## BEGIN Dataset records

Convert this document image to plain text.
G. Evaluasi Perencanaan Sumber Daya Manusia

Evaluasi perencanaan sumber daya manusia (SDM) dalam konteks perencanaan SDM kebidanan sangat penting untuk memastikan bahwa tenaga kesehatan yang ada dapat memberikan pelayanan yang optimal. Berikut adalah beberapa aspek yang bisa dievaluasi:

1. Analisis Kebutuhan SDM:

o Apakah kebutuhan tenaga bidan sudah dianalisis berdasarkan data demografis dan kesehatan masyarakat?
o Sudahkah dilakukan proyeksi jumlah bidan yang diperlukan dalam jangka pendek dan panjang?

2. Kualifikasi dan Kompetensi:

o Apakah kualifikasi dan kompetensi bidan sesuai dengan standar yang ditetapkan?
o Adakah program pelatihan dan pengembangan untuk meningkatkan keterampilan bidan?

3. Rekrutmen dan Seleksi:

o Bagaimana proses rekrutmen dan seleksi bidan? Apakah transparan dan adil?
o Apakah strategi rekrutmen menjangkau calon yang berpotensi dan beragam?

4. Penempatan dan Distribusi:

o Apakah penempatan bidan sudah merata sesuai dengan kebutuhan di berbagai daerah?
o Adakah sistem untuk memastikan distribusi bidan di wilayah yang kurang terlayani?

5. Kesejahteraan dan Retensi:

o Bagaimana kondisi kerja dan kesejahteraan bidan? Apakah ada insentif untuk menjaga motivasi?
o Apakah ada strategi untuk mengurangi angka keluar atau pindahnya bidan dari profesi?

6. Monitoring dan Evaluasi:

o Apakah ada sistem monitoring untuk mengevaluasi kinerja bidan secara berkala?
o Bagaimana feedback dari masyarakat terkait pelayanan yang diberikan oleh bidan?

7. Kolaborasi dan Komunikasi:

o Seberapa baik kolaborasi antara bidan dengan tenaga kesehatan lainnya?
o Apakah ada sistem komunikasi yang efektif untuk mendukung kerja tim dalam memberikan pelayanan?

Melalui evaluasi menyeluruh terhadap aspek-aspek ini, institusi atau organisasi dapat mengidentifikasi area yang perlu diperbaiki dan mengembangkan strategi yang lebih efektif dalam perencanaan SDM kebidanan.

## END Dataset records

_Written request_
Look through the data and show every line containing "kebidanan".

_Solution_
Evaluasi perencanaan sumber daya manusia (SDM) dalam konteks perencanaan SDM kebidanan sangat penting untuk memastikan bahwa tenaga kesehatan yang ada dapat memberikan pelayanan yang optimal. Berikut adalah beberapa aspek yang bisa dievaluasi:
Melalui evaluasi menyeluruh terhadap aspek-aspek ini, institusi atau organisasi dapat mengidentifikasi area yang perlu diperbaiki dan mengembangkan strategi yang lebih efektif dalam perencanaan SDM kebidanan.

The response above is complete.